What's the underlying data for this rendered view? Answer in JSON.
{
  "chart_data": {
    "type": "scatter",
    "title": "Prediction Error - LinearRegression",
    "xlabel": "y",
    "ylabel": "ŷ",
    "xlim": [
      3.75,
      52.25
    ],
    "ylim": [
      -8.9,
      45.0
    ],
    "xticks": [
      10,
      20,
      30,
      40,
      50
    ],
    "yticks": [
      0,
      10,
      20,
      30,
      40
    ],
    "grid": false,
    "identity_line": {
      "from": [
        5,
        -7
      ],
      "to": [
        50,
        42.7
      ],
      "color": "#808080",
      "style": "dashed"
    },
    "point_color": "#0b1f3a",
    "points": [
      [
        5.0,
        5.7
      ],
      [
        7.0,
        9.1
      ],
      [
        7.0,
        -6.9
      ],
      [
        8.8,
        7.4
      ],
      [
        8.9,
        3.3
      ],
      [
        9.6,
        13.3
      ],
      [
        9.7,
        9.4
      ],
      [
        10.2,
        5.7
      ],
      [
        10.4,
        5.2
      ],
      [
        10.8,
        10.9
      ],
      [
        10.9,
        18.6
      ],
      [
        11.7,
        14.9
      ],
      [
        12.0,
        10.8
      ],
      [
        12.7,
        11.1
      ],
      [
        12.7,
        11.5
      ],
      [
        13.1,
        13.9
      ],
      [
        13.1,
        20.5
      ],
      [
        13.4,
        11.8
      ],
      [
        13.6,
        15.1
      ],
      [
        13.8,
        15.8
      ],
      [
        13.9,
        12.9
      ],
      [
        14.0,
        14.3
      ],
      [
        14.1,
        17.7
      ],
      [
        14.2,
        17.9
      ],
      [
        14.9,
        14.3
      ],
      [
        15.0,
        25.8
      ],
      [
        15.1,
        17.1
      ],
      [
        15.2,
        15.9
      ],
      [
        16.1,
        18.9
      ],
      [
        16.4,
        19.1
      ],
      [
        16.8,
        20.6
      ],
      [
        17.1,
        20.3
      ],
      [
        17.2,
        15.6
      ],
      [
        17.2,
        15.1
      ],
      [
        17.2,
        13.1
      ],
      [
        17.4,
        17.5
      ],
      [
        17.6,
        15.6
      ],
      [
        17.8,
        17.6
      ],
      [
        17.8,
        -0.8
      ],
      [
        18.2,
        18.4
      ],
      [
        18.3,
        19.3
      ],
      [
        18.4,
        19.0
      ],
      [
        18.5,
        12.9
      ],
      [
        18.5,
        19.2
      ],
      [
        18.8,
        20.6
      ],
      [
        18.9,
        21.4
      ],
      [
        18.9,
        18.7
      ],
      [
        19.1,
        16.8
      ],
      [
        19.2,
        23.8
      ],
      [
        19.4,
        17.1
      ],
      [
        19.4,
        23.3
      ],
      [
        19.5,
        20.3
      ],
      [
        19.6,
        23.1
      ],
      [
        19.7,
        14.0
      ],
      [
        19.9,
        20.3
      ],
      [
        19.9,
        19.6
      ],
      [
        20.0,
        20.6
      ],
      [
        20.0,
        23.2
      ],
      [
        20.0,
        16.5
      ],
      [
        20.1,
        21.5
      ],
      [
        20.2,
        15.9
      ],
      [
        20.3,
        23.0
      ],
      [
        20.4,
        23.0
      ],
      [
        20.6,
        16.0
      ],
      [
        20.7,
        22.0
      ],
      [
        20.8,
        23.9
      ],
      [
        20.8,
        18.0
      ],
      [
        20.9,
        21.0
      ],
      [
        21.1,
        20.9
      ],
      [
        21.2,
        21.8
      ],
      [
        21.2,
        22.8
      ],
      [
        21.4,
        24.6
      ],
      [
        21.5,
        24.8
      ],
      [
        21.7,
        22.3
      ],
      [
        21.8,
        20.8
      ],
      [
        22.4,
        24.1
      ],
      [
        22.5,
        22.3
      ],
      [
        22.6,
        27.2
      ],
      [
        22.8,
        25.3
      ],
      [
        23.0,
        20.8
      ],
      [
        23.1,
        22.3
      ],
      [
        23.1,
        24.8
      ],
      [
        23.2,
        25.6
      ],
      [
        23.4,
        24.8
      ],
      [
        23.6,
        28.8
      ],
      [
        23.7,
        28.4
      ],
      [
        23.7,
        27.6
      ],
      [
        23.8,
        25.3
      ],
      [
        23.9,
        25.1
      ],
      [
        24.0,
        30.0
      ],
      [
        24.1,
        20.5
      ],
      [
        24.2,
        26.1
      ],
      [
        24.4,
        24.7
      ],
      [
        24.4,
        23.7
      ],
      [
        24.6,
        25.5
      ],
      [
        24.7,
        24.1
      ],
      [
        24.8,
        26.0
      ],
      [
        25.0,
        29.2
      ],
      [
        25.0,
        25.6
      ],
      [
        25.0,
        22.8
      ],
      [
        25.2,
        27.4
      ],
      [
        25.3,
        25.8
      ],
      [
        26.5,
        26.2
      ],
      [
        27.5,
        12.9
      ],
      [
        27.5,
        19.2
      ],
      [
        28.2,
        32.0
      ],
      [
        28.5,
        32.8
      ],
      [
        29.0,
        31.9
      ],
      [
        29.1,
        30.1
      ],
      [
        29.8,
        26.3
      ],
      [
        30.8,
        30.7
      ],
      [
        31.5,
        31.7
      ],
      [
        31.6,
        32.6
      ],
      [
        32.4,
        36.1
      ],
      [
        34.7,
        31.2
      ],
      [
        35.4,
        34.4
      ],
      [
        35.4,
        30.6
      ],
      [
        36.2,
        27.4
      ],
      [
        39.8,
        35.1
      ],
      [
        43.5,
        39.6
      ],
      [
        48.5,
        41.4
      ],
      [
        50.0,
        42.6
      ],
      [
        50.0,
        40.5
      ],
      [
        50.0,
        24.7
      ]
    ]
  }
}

§ **Exercise aim**: Go back to the listing above and please repeat it exactly.

§ **Completed exercise**:
What's the underlying data for this rendered view? Answer in JSON.
{
  "chart_data": {
    "type": "scatter",
    "title": "Prediction Error - LinearRegression",
    "xlabel": "y",
    "ylabel": "ŷ",
    "xlim": [
      3.75,
      52.25
    ],
    "ylim": [
      -8.9,
      45.0
    ],
    "xticks": [
      10,
      20,
      30,
      40,
      50
    ],
    "yticks": [
      0,
      10,
      20,
      30,
      40
    ],
    "grid": false,
    "identity_line": {
      "from": [
        5,
        -7
      ],
      "to": [
        50,
        42.7
      ],
      "color": "#808080",
      "style": "dashed"
    },
    "point_color": "#0b1f3a",
    "points": [
      [
        5.0,
        5.7
      ],
      [
        7.0,
        9.1
      ],
      [
        7.0,
        -6.9
      ],
      [
        8.8,
        7.4
      ],
      [
        8.9,
        3.3
      ],
      [
        9.6,
        13.3
      ],
      [
        9.7,
        9.4
      ],
      [
        10.2,
        5.7
      ],
      [
        10.4,
        5.2
      ],
      [
        10.8,
        10.9
      ],
      [
        10.9,
        18.6
      ],
      [
        11.7,
        14.9
      ],
      [
        12.0,
        10.8
      ],
      [
        12.7,
        11.1
      ],
      [
        12.7,
        11.5
      ],
      [
        13.1,
        13.9
      ],
      [
        13.1,
        20.5
      ],
      [
        13.4,
        11.8
      ],
      [
        13.6,
        15.1
      ],
      [
        13.8,
        15.8
      ],
      [
        13.9,
        12.9
      ],
      [
        14.0,
        14.3
      ],
      [
        14.1,
        17.7
      ],
      [
        14.2,
        17.9
      ],
      [
        14.9,
        14.3
      ],
      [
        15.0,
        25.8
      ],
      [
        15.1,
        17.1
      ],
      [
        15.2,
        15.9
      ],
      [
        16.1,
        18.9
      ],
      [
        16.4,
        19.1
      ],
      [
        16.8,
        20.6
      ],
      [
        17.1,
        20.3
      ],
      [
        17.2,
        15.6
      ],
      [
        17.2,
        15.1
      ],
      [
        17.2,
        13.1
      ],
      [
        17.4,
        17.5
      ],
      [
        17.6,
        15.6
      ],
      [
        17.8,
        17.6
      ],
      [
        17.8,
        -0.8
      ],
      [
        18.2,
        18.4
      ],
      [
        18.3,
        19.3
      ],
      [
        18.4,
        19.0
      ],
      [
        18.5,
        12.9
      ],
      [
        18.5,
        19.2
      ],
      [
        18.8,
        20.6
      ],
      [
        18.9,
        21.4
      ],
      [
        18.9,
        18.7
      ],
      [
        19.1,
        16.8
      ],
      [
        19.2,
        23.8
      ],
      [
        19.4,
        17.1
      ],
      [
        19.4,
        23.3
      ],
      [
        19.5,
        20.3
      ],
      [
        19.6,
        23.1
      ],
      [
        19.7,
        14.0
      ],
      [
        19.9,
        20.3
      ],
      [
        19.9,
        19.6
      ],
      [
        20.0,
        20.6
      ],
      [
        20.0,
        23.2
      ],
      [
        20.0,
        16.5
      ],
      [
        20.1,
        21.5
      ],
      [
        20.2,
        15.9
      ],
      [
        20.3,
        23.0
      ],
      [
        20.4,
        23.0
      ],
      [
        20.6,
        16.0
      ],
      [
        20.7,
        22.0
      ],
      [
        20.8,
        23.9
      ],
      [
        20.8,
        18.0
      ],
      [
        20.9,
        21.0
      ],
      [
        21.1,
        20.9
      ],
      [
        21.2,
        21.8
      ],
      [
        21.2,
        22.8
      ],
      [
        21.4,
        24.6
      ],
      [
        21.5,
        24.8
      ],
      [
        21.7,
        22.3
      ],
      [
        21.8,
        20.8
      ],
      [
        22.4,
        24.1
      ],
      [
        22.5,
        22.3
      ],
      [
        22.6,
        27.2
      ],
      [
        22.8,
        25.3
      ],
      [
        23.0,
        20.8
      ],
      [
        23.1,
        22.3
      ],
      [
        23.1,
        24.8
      ],
      [
        23.2,
        25.6
      ],
      [
        23.4,
        24.8
      ],
      [
        23.6,
        28.8
      ],
      [
        23.7,
        28.4
      ],
      [
        23.7,
        27.6
      ],
      [
        23.8,
        25.3
      ],
      [
        23.9,
        25.1
      ],
      [
        24.0,
        30.0
      ],
      [
        24.1,
        20.5
      ],
      [
        24.2,
        26.1
      ],
      [
        24.4,
        24.7
      ],
      [
        24.4,
        23.7
      ],
      [
        24.6,
        25.5
      ],
      [
        24.7,
        24.1
      ],
      [
        24.8,
        26.0
      ],
      [
        25.0,
        29.2
      ],
      [
        25.0,
        25.6
      ],
      [
        25.0,
        22.8
      ],
      [
        25.2,
        27.4
      ],
      [
        25.3,
        25.8
      ],
      [
        26.5,
        26.2
      ],
      [
        27.5,
        12.9
      ],
      [
        27.5,
        19.2
      ],
      [
        28.2,
        32.0
      ],
      [
        28.5,
        32.8
      ],
      [
        29.0,
        31.9
      ],
      [
        29.1,
        30.1
      ],
      [
        29.8,
        26.3
      ],
      [
        30.8,
        30.7
      ],
      [
        31.5,
        31.7
      ],
      [
        31.6,
        32.6
      ],
      [
        32.4,
        36.1
      ],
      [
        34.7,
        31.2
      ],
      [
        35.4,
        34.4
      ],
      [
        35.4,
        30.6
      ],
      [
        36.2,
        27.4
      ],
      [
        39.8,
        35.1
      ],
      [
        43.5,
        39.6
      ],
      [
        48.5,
        41.4
      ],
      [
        50.0,
        42.6
      ],
      [
        50.0,
        40.5
      ],
      [
        50.0,
        24.7
      ]
    ]
  }
}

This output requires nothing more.